Start of DATA FOR THE TASK

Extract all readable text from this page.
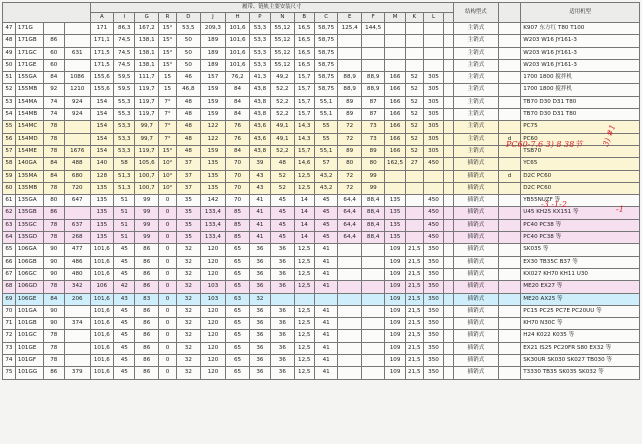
				履带、链轨主要安装尺寸																	结构型式		适用机型
				A	I	G	R	D	J	H	P	N	B	C	E	F	M	K	L				
47	171G			171	86,3	167,2	15°	53,5	209,3	101,6	53,3	55,12	16,5	58,75	125,4	144,5					主销式		K907 东方红 T80 T100
48	171GB	86		171,1	74,5	138,1	15°	50	189	101,6	53,3	55,12	16,5	58,75							主销式		W203 W16 JY161-3
49	171GC	60	631	171,5	74,5	138,1	15°	50	189	101,6	53,3	55,12	16,5	58,75							主销式		W203 W16 JY161-3
50	171GE	60		171,5	74,5	138,1	15°	50	189	101,6	53,3	55,12	16,5	58,75							主销式		W203 W16 JY161-3
51	155GA	84	1086	155,6	59,5	111,7	15	46	157	76,2	41,3	49,2	15,7	58,75	88,9	88,9	166	52	305		主销式		1700 1800 搅拌机
52	155MB	92	1210	155,6	59,5	119,7	15	46,8	159	84	43,8	52,2	15,7	58,75	88,9	88,9	166	52	305		主销式		1700 1800 搅拌机
53	154MA	74	924	154	55,3	119,7	7°	48	159	84	43,8	52,2	15,7	55,1	89	87	166	52	305		主销式		TB70 D30 D31 T80
54	154MB	74	924	154	55,3	119,7	7°	48	159	84	43,8	52,2	15,7	55,1	89	87	166	52	305		主销式		TB70 D30 D31 T80
55	154MC	78		154	53,3	99,7	7°	48	122	76	43,6	49,1	14,3	55	72	73	166	52	305		主销式		PC75
56	154MD	78		154	53,3	99,7	7°	48	122	76	43,6	49,1	14,3	55	72	73	166	52	305		主销式	d	PC60
57	154ME	78	1676	154	53,3	119,7	15°	48	159	84	43,8	52,2	15,7	55,1	89	89	166	52	305		主销式		TSB70
58	140GA	84	488	140	58	105,6	10°	37	135	70	39	48	14,6	57	80	80	162,5	27	450		插销式		YC65
59	135MA	84	680	128	51,3	100,7	10°	37	135	70	43	52	12,5	43,2	72	99					插销式	d	D2C PC60
60	135MB	78	720	135	51,3	100,7	10°	37	135	70	43	52	12,5	43,2	72	99					插销式		D2C PC60
61	135GA	80	647	135	51	99	0	35	142	70	41	45	14	45	64,4	88,4	135		450		插销式		YB55NUZF 等
62	135GB	86		135	51	99	0	35	133,4	85	41	45	14	45	64,4	88,4	135		450		插销式		U45 KH25 KX151 等
63	135GC	78	637	135	51	99	0	35	133,4	85	41	45	14	45	64,4	88,4	135		450		插销式		PC40 PC38 等
64	135GD	78	268	135	51	99	0	35	133,4	85	41	45	14	45	64,4	88,4	135		450		插销式		PC40 PC38 等
65	106GA	90	477	101,6	45	86	0	32	120	65	36	36	12,5	41			109	21,5	350		插销式		SK035 等
66	106GB	90	486	101,6	45	86	0	32	120	65	36	36	12,5	41			109	21,5	350		插销式		EX30 TB35C B37 等
67	106GC	90	480	101,6	45	86	0	32	120	65	36	36	12,5	41			109	21,5	350		插销式		KX027 KH70 KH11 U30
68	106GD	78	342	106	42	86	0	32	103	65	36	36	12,5	41			109	21,5	350		插销式		ME20 EX27 等
69	106GE	84	206	101,6	43	83	0	32	103	63	32						109	21,5	350		插销式		ME20 AX25 等
70	101GA	90		101,6	45	86	0	32	120	65	36	36	12,5	41			109	21,5	350		插销式		PC15 PC25 PC7E PC20UU 等
71	101GB	90	374	101,6	45	86	0	32	120	65	36	36	12,5	41			109	21,5	350		插销式		KH70 N30C 等
72	101GC	78		101,6	45	86	0	32	120	65	36	36	12,5	41			109	21,5	350		插销式		H24 K022 K035 等
73	101GE	78		101,6	45	86	0	32	120	65	36	36	12,5	41			109	21,5	350		插销式		EX21 IS25 PC20FR S80 EX32 等
74	101GF	78		101,6	45	86	0	32	120	65	36	36	12,5	41			109	21,5	350		插销式		SK30UR SK030 SK027 TB030 等
75	101GG	86	379	101,6	45	86	0	32	120	65	36	36	12,5	41			109	21,5	350		插销式		T3330 TB35 SK035 SK032 等
PC60-7.6 3) 8 38节 3) #1
-3.-1-2.
-1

End of DATA FOR THE TASK

» **EXERCISE**: Omit the images and transcribe all of the records above word for word.

» **RESULT OF THIS TASK**:
Extract all readable text from this page.
				履带、链轨主要安装尺寸																	结构型式		适用机型
				A	I	G	R	D	J	H	P	N	B	C	E	F	M	K	L				
47	171G			171	86,3	167,2	15°	53,5	209,3	101,6	53,3	55,12	16,5	58,75	125,4	144,5					主销式		K907 东方红 T80 T100
48	171GB	86		171,1	74,5	138,1	15°	50	189	101,6	53,3	55,12	16,5	58,75							主销式		W203 W16 JY161-3
49	171GC	60	631	171,5	74,5	138,1	15°	50	189	101,6	53,3	55,12	16,5	58,75							主销式		W203 W16 JY161-3
50	171GE	60		171,5	74,5	138,1	15°	50	189	101,6	53,3	55,12	16,5	58,75							主销式		W203 W16 JY161-3
51	155GA	84	1086	155,6	59,5	111,7	15	46	157	76,2	41,3	49,2	15,7	58,75	88,9	88,9	166	52	305		主销式		1700 1800 搅拌机
52	155MB	92	1210	155,6	59,5	119,7	15	46,8	159	84	43,8	52,2	15,7	58,75	88,9	88,9	166	52	305		主销式		1700 1800 搅拌机
53	154MA	74	924	154	55,3	119,7	7°	48	159	84	43,8	52,2	15,7	55,1	89	87	166	52	305		主销式		TB70 D30 D31 T80
54	154MB	74	924	154	55,3	119,7	7°	48	159	84	43,8	52,2	15,7	55,1	89	87	166	52	305		主销式		TB70 D30 D31 T80
55	154MC	78		154	53,3	99,7	7°	48	122	76	43,6	49,1	14,3	55	72	73	166	52	305		主销式		PC75
56	154MD	78		154	53,3	99,7	7°	48	122	76	43,6	49,1	14,3	55	72	73	166	52	305		主销式	d	PC60
57	154ME	78	1676	154	53,3	119,7	15°	48	159	84	43,8	52,2	15,7	55,1	89	89	166	52	305		主销式		TSB70
58	140GA	84	488	140	58	105,6	10°	37	135	70	39	48	14,6	57	80	80	162,5	27	450		插销式		YC65
59	135MA	84	680	128	51,3	100,7	10°	37	135	70	43	52	12,5	43,2	72	99					插销式	d	D2C PC60
60	135MB	78	720	135	51,3	100,7	10°	37	135	70	43	52	12,5	43,2	72	99					插销式		D2C PC60
61	135GA	80	647	135	51	99	0	35	142	70	41	45	14	45	64,4	88,4	135		450		插销式		YB55NUZF 等
62	135GB	86		135	51	99	0	35	133,4	85	41	45	14	45	64,4	88,4	135		450		插销式		U45 KH25 KX151 等
63	135GC	78	637	135	51	99	0	35	133,4	85	41	45	14	45	64,4	88,4	135		450		插销式		PC40 PC38 等
64	135GD	78	268	135	51	99	0	35	133,4	85	41	45	14	45	64,4	88,4	135		450		插销式		PC40 PC38 等
65	106GA	90	477	101,6	45	86	0	32	120	65	36	36	12,5	41			109	21,5	350		插销式		SK035 等
66	106GB	90	486	101,6	45	86	0	32	120	65	36	36	12,5	41			109	21,5	350		插销式		EX30 TB35C B37 等
67	106GC	90	480	101,6	45	86	0	32	120	65	36	36	12,5	41			109	21,5	350		插销式		KX027 KH70 KH11 U30
68	106GD	78	342	106	42	86	0	32	103	65	36	36	12,5	41			109	21,5	350		插销式		ME20 EX27 等
69	106GE	84	206	101,6	43	83	0	32	103	63	32						109	21,5	350		插销式		ME20 AX25 等
70	101GA	90		101,6	45	86	0	32	120	65	36	36	12,5	41			109	21,5	350		插销式		PC15 PC25 PC7E PC20UU 等
71	101GB	90	374	101,6	45	86	0	32	120	65	36	36	12,5	41			109	21,5	350		插销式		KH70 N30C 等
72	101GC	78		101,6	45	86	0	32	120	65	36	36	12,5	41			109	21,5	350		插销式		H24 K022 K035 等
73	101GE	78		101,6	45	86	0	32	120	65	36	36	12,5	41			109	21,5	350		插销式		EX21 IS25 PC20FR S80 EX32 等
74	101GF	78		101,6	45	86	0	32	120	65	36	36	12,5	41			109	21,5	350		插销式		SK30UR SK030 SK027 TB030 等
75	101GG	86	379	101,6	45	86	0	32	120	65	36	36	12,5	41			109	21,5	350		插销式		T3330 TB35 SK035 SK032 等
PC60-7.6 3) 8 38节 3) #1
-3.-1-2.
-1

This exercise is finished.